▶ **Task details**: Transcribe all the entries word for word, but omit the images.

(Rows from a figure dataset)

^^^^

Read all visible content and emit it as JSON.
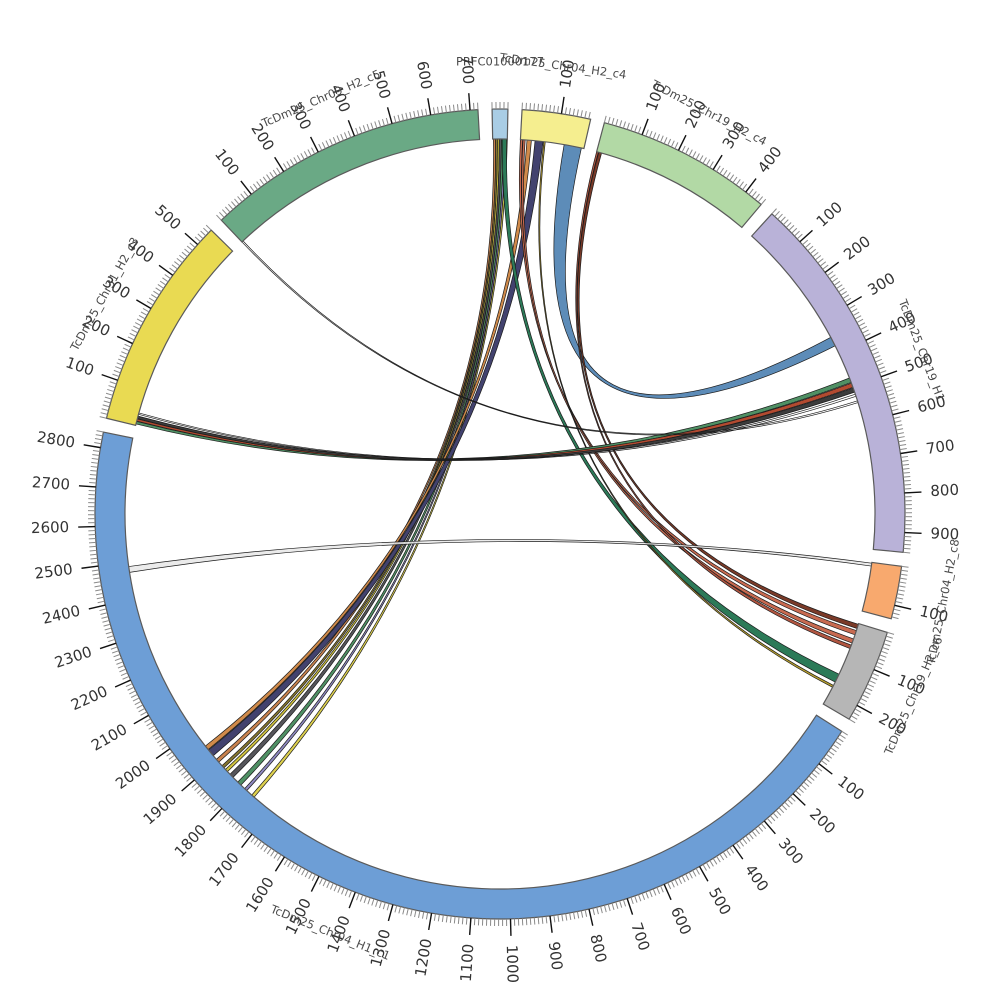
{
  "chart_data": {
    "type": "chord",
    "subtype": "circos-synteny-plot",
    "title": "",
    "background": "#ffffff",
    "ring": {
      "gap_degrees": 2,
      "segment_border_color": "#5a5a5a",
      "tick_minor_interval": 10,
      "tick_major_interval": 100,
      "tick_color_minor": "#8a8a8a",
      "tick_color_major": "#111111",
      "tick_label_color": "#333333",
      "segment_label_color": "#4a4a4a"
    },
    "segments": [
      {
        "id": "PRFC01000177",
        "label": "PRFC01000177",
        "length": 40,
        "color": "#a9cde5"
      },
      {
        "id": "TcDm25_Chr04_H2_c4",
        "label": "TcDm25_Chr04_H2_c4",
        "length": 175,
        "color": "#f5ee8f"
      },
      {
        "id": "TcDm25_Chr19_H2_c4",
        "label": "TcDm25_Chr19_H2_c4",
        "length": 450,
        "color": "#b2d9a5"
      },
      {
        "id": "TcDm25_Chr19_H1",
        "label": "TcDm25_Chr19_H1",
        "length": 950,
        "color": "#b9b2d8"
      },
      {
        "id": "TcDm25_Chr04_H2_c8",
        "label": "TcDm25_Chr04_H2_c8",
        "length": 135,
        "color": "#f8a96e"
      },
      {
        "id": "TcDm25_Chr19_H2_c6",
        "label": "TcDm25_Chr19_H2_c6",
        "length": 240,
        "color": "#b6b6b6"
      },
      {
        "id": "TcDm25_Chr04_H1_c1",
        "label": "TcDm25_Chr04_H1_c1",
        "length": 2840,
        "color": "#6d9ed6"
      },
      {
        "id": "TcDm25_Chr31_H2_c3",
        "label": "TcDm25_Chr31_H2_c3",
        "length": 550,
        "color": "#e9da52"
      },
      {
        "id": "TcDm25_Chr09_H2_c5",
        "label": "TcDm25_Chr09_H2_c5",
        "length": 720,
        "color": "#6aa985"
      }
    ],
    "links": [
      {
        "source": [
          "PRFC01000177",
          2,
          8
        ],
        "target": [
          "TcDm25_Chr04_H1_c1",
          1893,
          1903
        ],
        "color": "#c8824e",
        "opacity": 1
      },
      {
        "source": [
          "PRFC01000177",
          8,
          13
        ],
        "target": [
          "TcDm25_Chr04_H1_c1",
          1872,
          1880
        ],
        "color": "#86762f",
        "opacity": 1
      },
      {
        "source": [
          "PRFC01000177",
          13,
          18
        ],
        "target": [
          "TcDm25_Chr04_H1_c1",
          1858,
          1866
        ],
        "color": "#cfc23e",
        "opacity": 1
      },
      {
        "source": [
          "PRFC01000177",
          18,
          24
        ],
        "target": [
          "TcDm25_Chr04_H1_c1",
          1836,
          1848
        ],
        "color": "#55555a",
        "opacity": 1
      },
      {
        "source": [
          "PRFC01000177",
          24,
          30
        ],
        "target": [
          "TcDm25_Chr04_H1_c1",
          1806,
          1818
        ],
        "color": "#4f9064",
        "opacity": 1
      },
      {
        "source": [
          "PRFC01000177",
          30,
          35
        ],
        "target": [
          "TcDm25_Chr04_H1_c1",
          1784,
          1792
        ],
        "color": "#8e88c0",
        "opacity": 1
      },
      {
        "source": [
          "PRFC01000177",
          35,
          40
        ],
        "target": [
          "TcDm25_Chr04_H1_c1",
          1757,
          1766
        ],
        "color": "#ddd04e",
        "opacity": 1
      },
      {
        "source": [
          "TcDm25_Chr04_H2_c4",
          18,
          30
        ],
        "target": [
          "TcDm25_Chr04_H1_c1",
          1938,
          1950
        ],
        "color": "#d08a4a",
        "opacity": 1
      },
      {
        "source": [
          "TcDm25_Chr04_H2_c4",
          40,
          62
        ],
        "target": [
          "TcDm25_Chr04_H1_c1",
          1916,
          1936
        ],
        "color": "#42426e",
        "opacity": 1
      },
      {
        "source": [
          "TcDm25_Chr04_H2_c4",
          120,
          168
        ],
        "target": [
          "TcDm25_Chr19_H1",
          352,
          378
        ],
        "color": "#5d8cb8",
        "opacity": 1
      },
      {
        "source": [
          "TcDm25_Chr04_H2_c4",
          0,
          6
        ],
        "target": [
          "TcDm25_Chr19_H2_c6",
          20,
          32
        ],
        "color": "#c86a50",
        "opacity": 1
      },
      {
        "source": [
          "TcDm25_Chr04_H2_c4",
          7,
          13
        ],
        "target": [
          "TcDm25_Chr19_H2_c6",
          44,
          56
        ],
        "color": "#c86a50",
        "opacity": 1
      },
      {
        "source": [
          "TcDm25_Chr19_H2_c4",
          0,
          5
        ],
        "target": [
          "TcDm25_Chr19_H2_c6",
          62,
          72
        ],
        "color": "#b05540",
        "opacity": 1
      },
      {
        "source": [
          "TcDm25_Chr19_H2_c4",
          6,
          14
        ],
        "target": [
          "TcDm25_Chr19_H2_c6",
          2,
          14
        ],
        "color": "#7a3a28",
        "opacity": 1
      },
      {
        "source": [
          "PRFC01000177",
          26,
          38
        ],
        "target": [
          "TcDm25_Chr19_H2_c6",
          148,
          172
        ],
        "color": "#2c7a58",
        "opacity": 1
      },
      {
        "source": [
          "TcDm25_Chr04_H2_c4",
          64,
          68
        ],
        "target": [
          "TcDm25_Chr19_H2_c6",
          182,
          188
        ],
        "color": "#b8a030",
        "opacity": 1
      },
      {
        "source": [
          "TcDm25_Chr31_H2_c3",
          4,
          11
        ],
        "target": [
          "TcDm25_Chr19_H1",
          474,
          487
        ],
        "color": "#4f9064",
        "opacity": 1
      },
      {
        "source": [
          "TcDm25_Chr31_H2_c3",
          12,
          18
        ],
        "target": [
          "TcDm25_Chr19_H1",
          489,
          501
        ],
        "color": "#b34a30",
        "opacity": 1
      },
      {
        "source": [
          "TcDm25_Chr31_H2_c3",
          19,
          26
        ],
        "target": [
          "TcDm25_Chr19_H1",
          503,
          515
        ],
        "color": "#3c3c3c",
        "opacity": 1
      },
      {
        "source": [
          "TcDm25_Chr31_H2_c3",
          31,
          35
        ],
        "target": [
          "TcDm25_Chr19_H1",
          521,
          527
        ],
        "color": "#ffffff",
        "opacity": 0
      },
      {
        "source": [
          "TcDm25_Chr04_H1_c1",
          2472,
          2488
        ],
        "target": [
          "TcDm25_Chr04_H2_c8",
          2,
          10
        ],
        "color": "#e8e8e8",
        "opacity": 0.85
      },
      {
        "source": [
          "TcDm25_Chr09_H2_c5",
          0,
          4
        ],
        "target": [
          "TcDm25_Chr19_H1",
          540,
          545
        ],
        "color": "#ffffff",
        "opacity": 0
      }
    ]
  }
}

^^^^

▶ **Output**:
Read all visible content and emit it as JSON.
{
  "chart_data": {
    "type": "chord",
    "subtype": "circos-synteny-plot",
    "title": "",
    "background": "#ffffff",
    "ring": {
      "gap_degrees": 2,
      "segment_border_color": "#5a5a5a",
      "tick_minor_interval": 10,
      "tick_major_interval": 100,
      "tick_color_minor": "#8a8a8a",
      "tick_color_major": "#111111",
      "tick_label_color": "#333333",
      "segment_label_color": "#4a4a4a"
    },
    "segments": [
      {
        "id": "PRFC01000177",
        "label": "PRFC01000177",
        "length": 40,
        "color": "#a9cde5"
      },
      {
        "id": "TcDm25_Chr04_H2_c4",
        "label": "TcDm25_Chr04_H2_c4",
        "length": 175,
        "color": "#f5ee8f"
      },
      {
        "id": "TcDm25_Chr19_H2_c4",
        "label": "TcDm25_Chr19_H2_c4",
        "length": 450,
        "color": "#b2d9a5"
      },
      {
        "id": "TcDm25_Chr19_H1",
        "label": "TcDm25_Chr19_H1",
        "length": 950,
        "color": "#b9b2d8"
      },
      {
        "id": "TcDm25_Chr04_H2_c8",
        "label": "TcDm25_Chr04_H2_c8",
        "length": 135,
        "color": "#f8a96e"
      },
      {
        "id": "TcDm25_Chr19_H2_c6",
        "label": "TcDm25_Chr19_H2_c6",
        "length": 240,
        "color": "#b6b6b6"
      },
      {
        "id": "TcDm25_Chr04_H1_c1",
        "label": "TcDm25_Chr04_H1_c1",
        "length": 2840,
        "color": "#6d9ed6"
      },
      {
        "id": "TcDm25_Chr31_H2_c3",
        "label": "TcDm25_Chr31_H2_c3",
        "length": 550,
        "color": "#e9da52"
      },
      {
        "id": "TcDm25_Chr09_H2_c5",
        "label": "TcDm25_Chr09_H2_c5",
        "length": 720,
        "color": "#6aa985"
      }
    ],
    "links": [
      {
        "source": [
          "PRFC01000177",
          2,
          8
        ],
        "target": [
          "TcDm25_Chr04_H1_c1",
          1893,
          1903
        ],
        "color": "#c8824e",
        "opacity": 1
      },
      {
        "source": [
          "PRFC01000177",
          8,
          13
        ],
        "target": [
          "TcDm25_Chr04_H1_c1",
          1872,
          1880
        ],
        "color": "#86762f",
        "opacity": 1
      },
      {
        "source": [
          "PRFC01000177",
          13,
          18
        ],
        "target": [
          "TcDm25_Chr04_H1_c1",
          1858,
          1866
        ],
        "color": "#cfc23e",
        "opacity": 1
      },
      {
        "source": [
          "PRFC01000177",
          18,
          24
        ],
        "target": [
          "TcDm25_Chr04_H1_c1",
          1836,
          1848
        ],
        "color": "#55555a",
        "opacity": 1
      },
      {
        "source": [
          "PRFC01000177",
          24,
          30
        ],
        "target": [
          "TcDm25_Chr04_H1_c1",
          1806,
          1818
        ],
        "color": "#4f9064",
        "opacity": 1
      },
      {
        "source": [
          "PRFC01000177",
          30,
          35
        ],
        "target": [
          "TcDm25_Chr04_H1_c1",
          1784,
          1792
        ],
        "color": "#8e88c0",
        "opacity": 1
      },
      {
        "source": [
          "PRFC01000177",
          35,
          40
        ],
        "target": [
          "TcDm25_Chr04_H1_c1",
          1757,
          1766
        ],
        "color": "#ddd04e",
        "opacity": 1
      },
      {
        "source": [
          "TcDm25_Chr04_H2_c4",
          18,
          30
        ],
        "target": [
          "TcDm25_Chr04_H1_c1",
          1938,
          1950
        ],
        "color": "#d08a4a",
        "opacity": 1
      },
      {
        "source": [
          "TcDm25_Chr04_H2_c4",
          40,
          62
        ],
        "target": [
          "TcDm25_Chr04_H1_c1",
          1916,
          1936
        ],
        "color": "#42426e",
        "opacity": 1
      },
      {
        "source": [
          "TcDm25_Chr04_H2_c4",
          120,
          168
        ],
        "target": [
          "TcDm25_Chr19_H1",
          352,
          378
        ],
        "color": "#5d8cb8",
        "opacity": 1
      },
      {
        "source": [
          "TcDm25_Chr04_H2_c4",
          0,
          6
        ],
        "target": [
          "TcDm25_Chr19_H2_c6",
          20,
          32
        ],
        "color": "#c86a50",
        "opacity": 1
      },
      {
        "source": [
          "TcDm25_Chr04_H2_c4",
          7,
          13
        ],
        "target": [
          "TcDm25_Chr19_H2_c6",
          44,
          56
        ],
        "color": "#c86a50",
        "opacity": 1
      },
      {
        "source": [
          "TcDm25_Chr19_H2_c4",
          0,
          5
        ],
        "target": [
          "TcDm25_Chr19_H2_c6",
          62,
          72
        ],
        "color": "#b05540",
        "opacity": 1
      },
      {
        "source": [
          "TcDm25_Chr19_H2_c4",
          6,
          14
        ],
        "target": [
          "TcDm25_Chr19_H2_c6",
          2,
          14
        ],
        "color": "#7a3a28",
        "opacity": 1
      },
      {
        "source": [
          "PRFC01000177",
          26,
          38
        ],
        "target": [
          "TcDm25_Chr19_H2_c6",
          148,
          172
        ],
        "color": "#2c7a58",
        "opacity": 1
      },
      {
        "source": [
          "TcDm25_Chr04_H2_c4",
          64,
          68
        ],
        "target": [
          "TcDm25_Chr19_H2_c6",
          182,
          188
        ],
        "color": "#b8a030",
        "opacity": 1
      },
      {
        "source": [
          "TcDm25_Chr31_H2_c3",
          4,
          11
        ],
        "target": [
          "TcDm25_Chr19_H1",
          474,
          487
        ],
        "color": "#4f9064",
        "opacity": 1
      },
      {
        "source": [
          "TcDm25_Chr31_H2_c3",
          12,
          18
        ],
        "target": [
          "TcDm25_Chr19_H1",
          489,
          501
        ],
        "color": "#b34a30",
        "opacity": 1
      },
      {
        "source": [
          "TcDm25_Chr31_H2_c3",
          19,
          26
        ],
        "target": [
          "TcDm25_Chr19_H1",
          503,
          515
        ],
        "color": "#3c3c3c",
        "opacity": 1
      },
      {
        "source": [
          "TcDm25_Chr31_H2_c3",
          31,
          35
        ],
        "target": [
          "TcDm25_Chr19_H1",
          521,
          527
        ],
        "color": "#ffffff",
        "opacity": 0
      },
      {
        "source": [
          "TcDm25_Chr04_H1_c1",
          2472,
          2488
        ],
        "target": [
          "TcDm25_Chr04_H2_c8",
          2,
          10
        ],
        "color": "#e8e8e8",
        "opacity": 0.85
      },
      {
        "source": [
          "TcDm25_Chr09_H2_c5",
          0,
          4
        ],
        "target": [
          "TcDm25_Chr19_H1",
          540,
          545
        ],
        "color": "#ffffff",
        "opacity": 0
      }
    ]
  }
}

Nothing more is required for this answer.